[START OF Information provided]
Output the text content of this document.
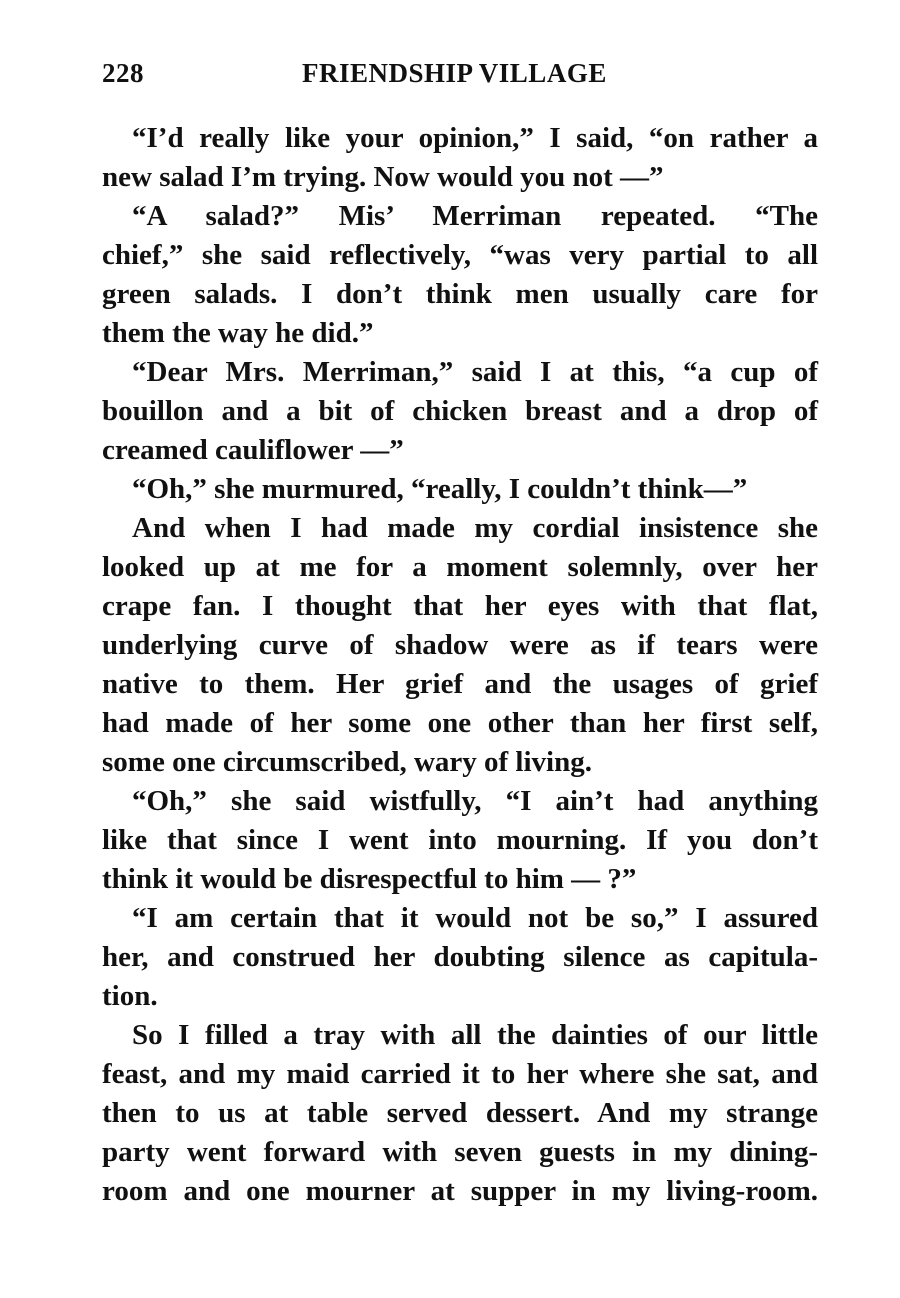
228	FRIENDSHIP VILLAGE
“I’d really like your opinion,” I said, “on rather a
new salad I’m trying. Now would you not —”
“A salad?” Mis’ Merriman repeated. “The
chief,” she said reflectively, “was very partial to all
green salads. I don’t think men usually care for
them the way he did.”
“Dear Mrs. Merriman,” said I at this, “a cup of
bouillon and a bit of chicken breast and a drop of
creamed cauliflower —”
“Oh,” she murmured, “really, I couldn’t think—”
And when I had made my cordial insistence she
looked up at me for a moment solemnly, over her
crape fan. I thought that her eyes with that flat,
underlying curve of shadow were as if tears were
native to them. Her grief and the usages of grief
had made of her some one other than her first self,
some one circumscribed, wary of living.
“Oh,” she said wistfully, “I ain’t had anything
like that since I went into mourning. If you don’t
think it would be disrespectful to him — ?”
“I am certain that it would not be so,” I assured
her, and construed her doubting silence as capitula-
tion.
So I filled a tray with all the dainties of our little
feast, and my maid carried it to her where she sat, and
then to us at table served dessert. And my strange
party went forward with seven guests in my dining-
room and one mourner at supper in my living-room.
[END OF Information provided]
[START OF Information provided]
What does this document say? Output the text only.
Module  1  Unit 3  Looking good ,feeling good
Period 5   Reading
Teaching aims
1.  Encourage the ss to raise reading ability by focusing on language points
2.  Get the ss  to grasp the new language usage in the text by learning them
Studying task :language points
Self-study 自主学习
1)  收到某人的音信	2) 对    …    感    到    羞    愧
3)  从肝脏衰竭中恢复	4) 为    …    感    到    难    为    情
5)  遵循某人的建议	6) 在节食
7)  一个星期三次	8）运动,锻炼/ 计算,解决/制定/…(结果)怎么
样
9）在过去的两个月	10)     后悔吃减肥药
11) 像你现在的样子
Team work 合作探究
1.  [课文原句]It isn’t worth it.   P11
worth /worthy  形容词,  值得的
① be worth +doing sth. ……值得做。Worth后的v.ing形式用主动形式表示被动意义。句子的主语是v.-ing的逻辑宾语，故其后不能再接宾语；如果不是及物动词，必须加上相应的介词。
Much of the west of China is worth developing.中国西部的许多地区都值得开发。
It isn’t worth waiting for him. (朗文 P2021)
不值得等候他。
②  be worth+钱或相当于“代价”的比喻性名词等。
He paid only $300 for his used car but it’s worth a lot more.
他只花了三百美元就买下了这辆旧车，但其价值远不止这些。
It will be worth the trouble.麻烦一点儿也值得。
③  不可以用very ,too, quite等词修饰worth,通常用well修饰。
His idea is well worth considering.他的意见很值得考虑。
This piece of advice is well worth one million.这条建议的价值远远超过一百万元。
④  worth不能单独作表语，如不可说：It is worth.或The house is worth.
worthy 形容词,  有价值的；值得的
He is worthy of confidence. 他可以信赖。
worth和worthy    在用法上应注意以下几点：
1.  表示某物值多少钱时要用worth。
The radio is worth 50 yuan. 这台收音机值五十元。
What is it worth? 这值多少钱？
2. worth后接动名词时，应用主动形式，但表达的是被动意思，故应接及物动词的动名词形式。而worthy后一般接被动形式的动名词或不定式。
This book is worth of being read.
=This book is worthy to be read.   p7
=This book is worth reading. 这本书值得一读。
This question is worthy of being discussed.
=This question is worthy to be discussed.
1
[END OF Information provided]
[START OF Information provided]
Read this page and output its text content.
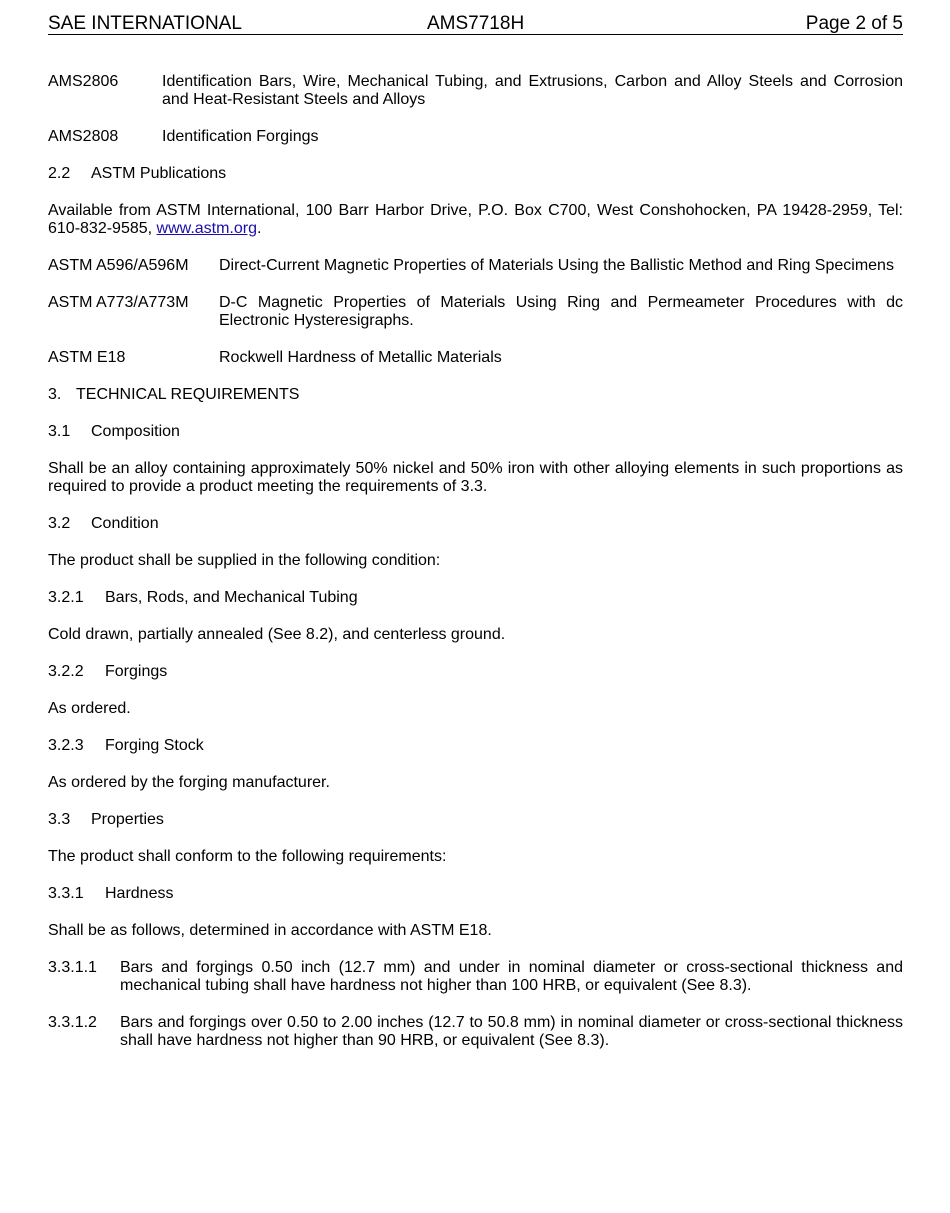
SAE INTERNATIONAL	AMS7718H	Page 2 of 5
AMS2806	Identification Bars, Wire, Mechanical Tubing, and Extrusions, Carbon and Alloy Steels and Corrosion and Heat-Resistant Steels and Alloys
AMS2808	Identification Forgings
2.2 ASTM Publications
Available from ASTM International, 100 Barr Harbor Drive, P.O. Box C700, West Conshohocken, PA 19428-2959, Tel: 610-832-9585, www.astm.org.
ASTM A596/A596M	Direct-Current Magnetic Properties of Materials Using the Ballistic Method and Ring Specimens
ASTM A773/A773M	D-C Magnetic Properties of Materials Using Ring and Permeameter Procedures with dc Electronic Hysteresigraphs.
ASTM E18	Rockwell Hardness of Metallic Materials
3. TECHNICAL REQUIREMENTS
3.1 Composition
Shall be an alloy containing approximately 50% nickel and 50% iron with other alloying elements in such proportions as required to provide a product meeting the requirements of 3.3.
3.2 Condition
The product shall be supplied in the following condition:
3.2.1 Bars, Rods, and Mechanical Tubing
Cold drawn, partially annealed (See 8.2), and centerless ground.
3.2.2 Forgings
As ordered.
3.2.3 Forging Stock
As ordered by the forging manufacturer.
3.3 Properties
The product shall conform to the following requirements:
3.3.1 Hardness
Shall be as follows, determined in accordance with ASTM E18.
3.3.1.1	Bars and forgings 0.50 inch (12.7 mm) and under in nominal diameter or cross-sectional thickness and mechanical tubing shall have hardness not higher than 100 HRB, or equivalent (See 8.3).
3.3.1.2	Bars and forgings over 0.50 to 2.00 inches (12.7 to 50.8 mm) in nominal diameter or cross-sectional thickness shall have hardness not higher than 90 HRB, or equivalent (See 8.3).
[END OF Information provided]
◆ What to work on: Filter the records above for "points" and copy every matching line.

◆ Written solution:
1.  Encourage the ss to raise reading ability by focusing on language points
Studying task :language points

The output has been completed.